- _EXERCISE BRIEF_
Give back the records below exactly, every one, with no pictures.

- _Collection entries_

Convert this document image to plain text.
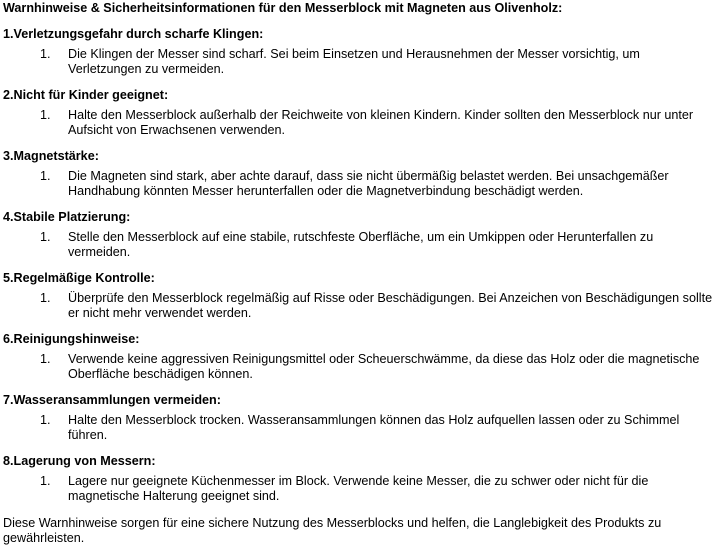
Warnhinweise & Sicherheitsinformationen für den Messerblock mit Magneten aus Olivenholz:
1.Verletzungsgefahr durch scharfe Klingen:
1.	Die Klingen der Messer sind scharf. Sei beim Einsetzen und Herausnehmen der Messer vorsichtig, um Verletzungen zu vermeiden.
2.Nicht für Kinder geeignet:
1.	Halte den Messerblock außerhalb der Reichweite von kleinen Kindern. Kinder sollten den Messerblock nur unter Aufsicht von Erwachsenen verwenden.
3.Magnetstärke:
1.	Die Magneten sind stark, aber achte darauf, dass sie nicht übermäßig belastet werden. Bei unsachgemäßer Handhabung könnten Messer herunterfallen oder die Magnetverbindung beschädigt werden.
4.Stabile Platzierung:
1.	Stelle den Messerblock auf eine stabile, rutschfeste Oberfläche, um ein Umkippen oder Herunterfallen zu vermeiden.
5.Regelmäßige Kontrolle:
1.	Überprüfe den Messerblock regelmäßig auf Risse oder Beschädigungen. Bei Anzeichen von Beschädigungen sollte er nicht mehr verwendet werden.
6.Reinigungshinweise:
1.	Verwende keine aggressiven Reinigungsmittel oder Scheuerschwämme, da diese das Holz oder die magnetische Oberfläche beschädigen können.
7.Wasseransammlungen vermeiden:
1.	Halte den Messerblock trocken. Wasseransammlungen können das Holz aufquellen lassen oder zu Schimmel führen.
8.Lagerung von Messern:
1.	Lagere nur geeignete Küchenmesser im Block. Verwende keine Messer, die zu schwer oder nicht für die magnetische Halterung geeignet sind.
Diese Warnhinweise sorgen für eine sichere Nutzung des Messerblocks und helfen, die Langlebigkeit des Produkts zu gewährleisten.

- _TASK SOLUTION_
Convert this document image to plain text.
Warnhinweise & Sicherheitsinformationen für den Messerblock mit Magneten aus Olivenholz:
1.Verletzungsgefahr durch scharfe Klingen:
1.	Die Klingen der Messer sind scharf. Sei beim Einsetzen und Herausnehmen der Messer vorsichtig, um Verletzungen zu vermeiden.
2.Nicht für Kinder geeignet:
1.	Halte den Messerblock außerhalb der Reichweite von kleinen Kindern. Kinder sollten den Messerblock nur unter Aufsicht von Erwachsenen verwenden.
3.Magnetstärke:
1.	Die Magneten sind stark, aber achte darauf, dass sie nicht übermäßig belastet werden. Bei unsachgemäßer Handhabung könnten Messer herunterfallen oder die Magnetverbindung beschädigt werden.
4.Stabile Platzierung:
1.	Stelle den Messerblock auf eine stabile, rutschfeste Oberfläche, um ein Umkippen oder Herunterfallen zu vermeiden.
5.Regelmäßige Kontrolle:
1.	Überprüfe den Messerblock regelmäßig auf Risse oder Beschädigungen. Bei Anzeichen von Beschädigungen sollte er nicht mehr verwendet werden.
6.Reinigungshinweise:
1.	Verwende keine aggressiven Reinigungsmittel oder Scheuerschwämme, da diese das Holz oder die magnetische Oberfläche beschädigen können.
7.Wasseransammlungen vermeiden:
1.	Halte den Messerblock trocken. Wasseransammlungen können das Holz aufquellen lassen oder zu Schimmel führen.
8.Lagerung von Messern:
1.	Lagere nur geeignete Küchenmesser im Block. Verwende keine Messer, die zu schwer oder nicht für die magnetische Halterung geeignet sind.
Diese Warnhinweise sorgen für eine sichere Nutzung des Messerblocks und helfen, die Langlebigkeit des Produkts zu gewährleisten.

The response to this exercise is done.